"""
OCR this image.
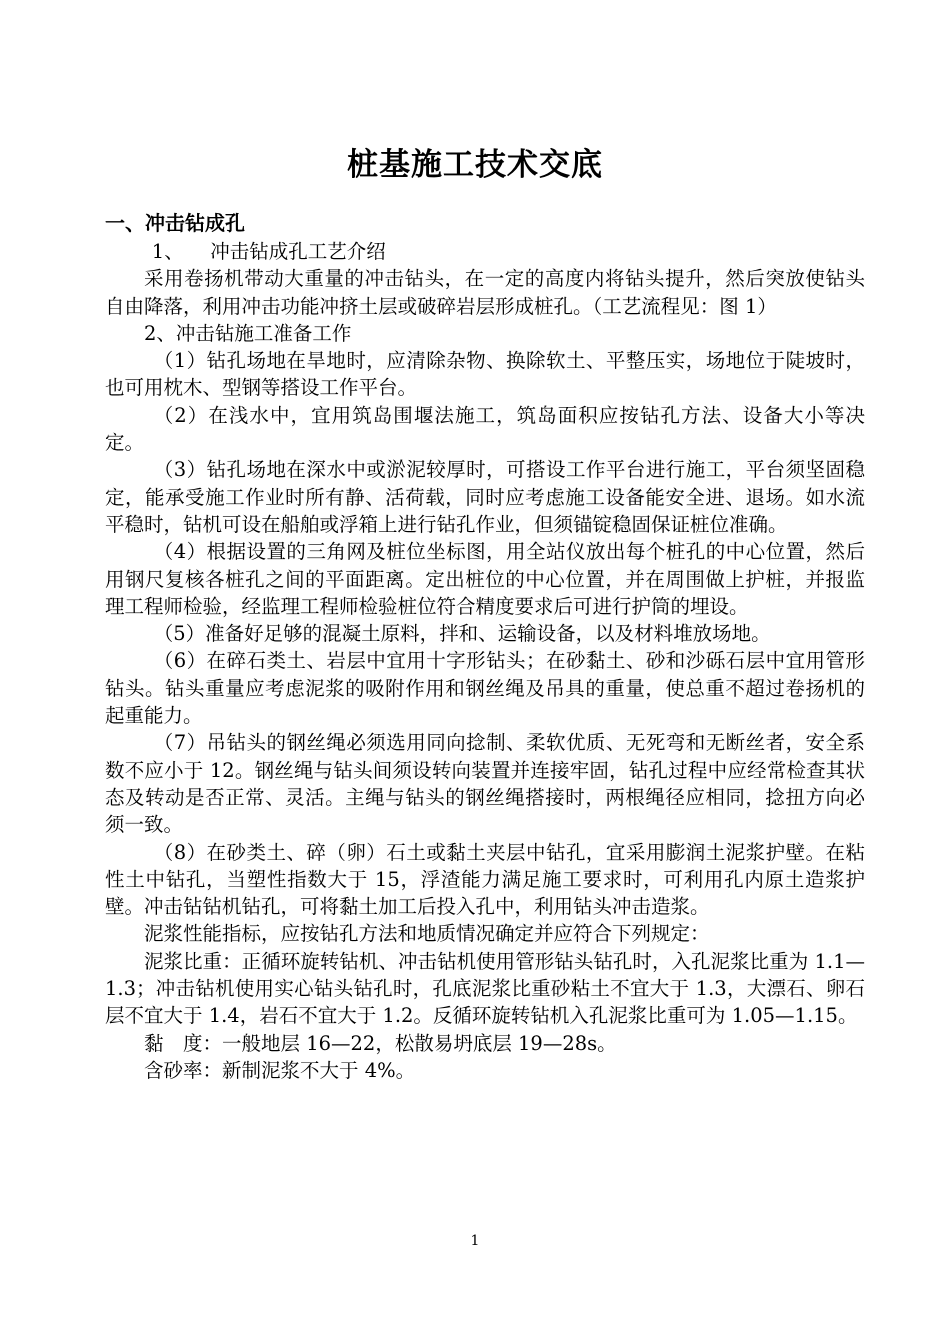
桩基施工技术交底

一、冲击钻成孔

1、 冲击钻成孔工艺介绍

采用卷扬机带动大重量的冲击钻头，在一定的高度内将钻头提升，然后突放使钻头自由降落，利用冲击功能冲挤土层或破碎岩层形成桩孔。（工艺流程见：图 1）

2、冲击钻施工准备工作

（1）钻孔场地在旱地时，应清除杂物、换除软土、平整压实，场地位于陡坡时，也可用枕木、型钢等搭设工作平台。

（2）在浅水中，宜用筑岛围堰法施工，筑岛面积应按钻孔方法、设备大小等决定。

（3）钻孔场地在深水中或淤泥较厚时，可搭设工作平台进行施工，平台须坚固稳定，能承受施工作业时所有静、活荷载，同时应考虑施工设备能安全进、退场。如水流平稳时，钻机可设在船舶或浮箱上进行钻孔作业，但须锚锭稳固保证桩位准确。

（4）根据设置的三角网及桩位坐标图，用全站仪放出每个桩孔的中心位置，然后用钢尺复核各桩孔之间的平面距离。定出桩位的中心位置，并在周围做上护桩，并报监理工程师检验，经监理工程师检验桩位符合精度要求后可进行护筒的埋设。

（5）准备好足够的混凝土原料，拌和、运输设备，以及材料堆放场地。

（6）在碎石类土、岩层中宜用十字形钻头；在砂黏土、砂和沙砾石层中宜用管形钻头。钻头重量应考虑泥浆的吸附作用和钢丝绳及吊具的重量，使总重不超过卷扬机的起重能力。

（7）吊钻头的钢丝绳必须选用同向捻制、柔软优质、无死弯和无断丝者，安全系数不应小于 12。钢丝绳与钻头间须设转向装置并连接牢固，钻孔过程中应经常检查其状态及转动是否正常、灵活。主绳与钻头的钢丝绳搭接时，两根绳径应相同，捻扭方向必须一致。

（8）在砂类土、碎（卵）石土或黏土夹层中钻孔，宜采用膨润土泥浆护壁。在粘性土中钻孔，当塑性指数大于 15，浮渣能力满足施工要求时，可利用孔内原土造浆护壁。冲击钻钻机钻孔，可将黏土加工后投入孔中，利用钻头冲击造浆。

泥浆性能指标，应按钻孔方法和地质情况确定并应符合下列规定：

泥浆比重：正循环旋转钻机、冲击钻机使用管形钻头钻孔时，入孔泥浆比重为 1.1—1.3；冲击钻机使用实心钻头钻孔时，孔底泥浆比重砂粘土不宜大于 1.3，大漂石、卵石层不宜大于 1.4，岩石不宜大于 1.2。反循环旋转钻机入孔泥浆比重可为 1.05—1.15。

黏　度：一般地层 16—22，松散易坍底层 19—28s。

含砂率：新制泥浆不大于 4%。

1
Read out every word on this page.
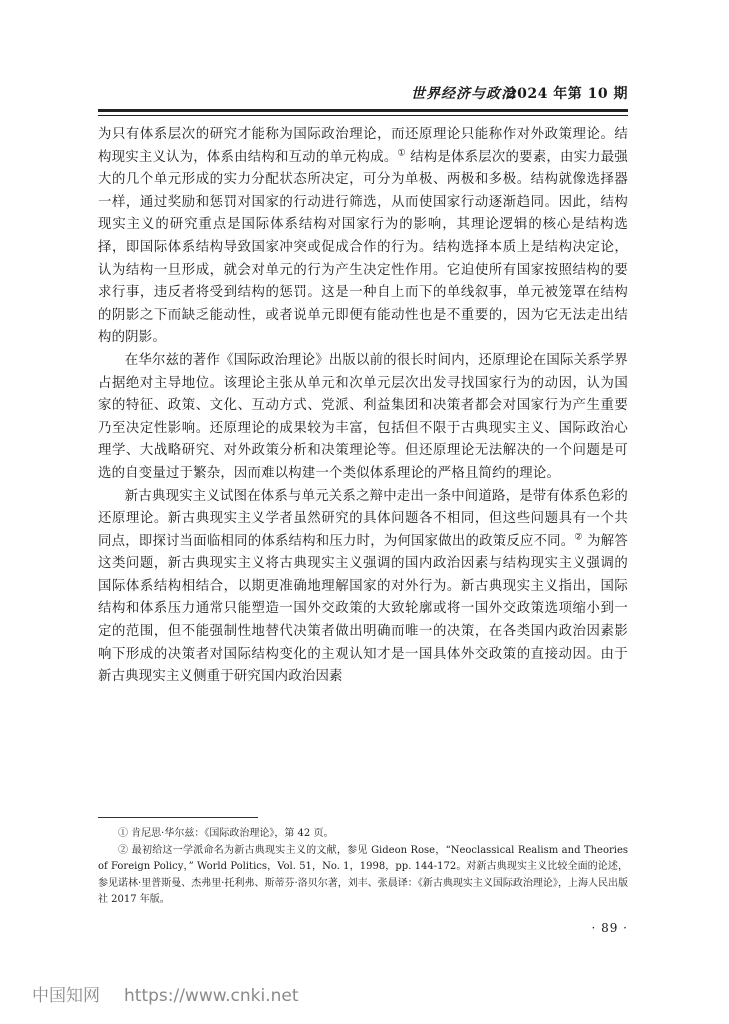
世界经济与政治
2024 年第 10 期

为只有体系层次的研究才能称为国际政治理论，而还原理论只能称作对外政策理论。结构现实主义认为，体系由结构和互动的单元构成。① 结构是体系层次的要素，由实力最强大的几个单元形成的实力分配状态所决定，可分为单极、两极和多极。结构就像选择器一样，通过奖励和惩罚对国家的行动进行筛选，从而使国家行动逐渐趋同。因此，结构现实主义的研究重点是国际体系结构对国家行为的影响，其理论逻辑的核心是结构选择，即国际体系结构导致国家冲突或促成合作的行为。结构选择本质上是结构决定论，认为结构一旦形成，就会对单元的行为产生决定性作用。它迫使所有国家按照结构的要求行事，违反者将受到结构的惩罚。这是一种自上而下的单线叙事，单元被笼罩在结构的阴影之下而缺乏能动性，或者说单元即便有能动性也是不重要的，因为它无法走出结构的阴影。

在华尔兹的著作《国际政治理论》出版以前的很长时间内，还原理论在国际关系学界占据绝对主导地位。该理论主张从单元和次单元层次出发寻找国家行为的动因，认为国家的特征、政策、文化、互动方式、党派、利益集团和决策者都会对国家行为产生重要乃至决定性影响。还原理论的成果较为丰富，包括但不限于古典现实主义、国际政治心理学、大战略研究、对外政策分析和决策理论等。但还原理论无法解决的一个问题是可选的自变量过于繁杂，因而难以构建一个类似体系理论的严格且简约的理论。

新古典现实主义试图在体系与单元关系之辩中走出一条中间道路，是带有体系色彩的还原理论。新古典现实主义学者虽然研究的具体问题各不相同，但这些问题具有一个共同点，即探讨当面临相同的体系结构和压力时，为何国家做出的政策反应不同。② 为解答这类问题，新古典现实主义将古典现实主义强调的国内政治因素与结构现实主义强调的国际体系结构相结合，以期更准确地理解国家的对外行为。新古典现实主义指出，国际结构和体系压力通常只能塑造一国外交政策的大致轮廓或将一国外交政策选项缩小到一定的范围，但不能强制性地替代决策者做出明确而唯一的决策，在各类国内政治因素影响下形成的决策者对国际结构变化的主观认知才是一国具体外交政策的直接动因。由于新古典现实主义侧重于研究国内政治因素

① 肯尼思·华尔兹：《国际政治理论》，第 42 页。

② 最初给这一学派命名为新古典现实主义的文献，参见 Gideon Rose，“Neoclassical Realism and Theories of Foreign Policy，” World Politics，Vol. 51，No. 1，1998，pp. 144-172。对新古典现实主义比较全面的论述，参见诺林·里普斯曼、杰弗里·托利弗、斯蒂芬·洛贝尔著，刘丰、张晨译：《新古典现实主义国际政治理论》，上海人民出版社 2017 年版。

· 89 ·
中国知网 https://www.cnki.net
"""
**Written request**
All lines in the data that contain the word "this" should be copied.

**Task output**
OCR this image.
Read out every word on this page.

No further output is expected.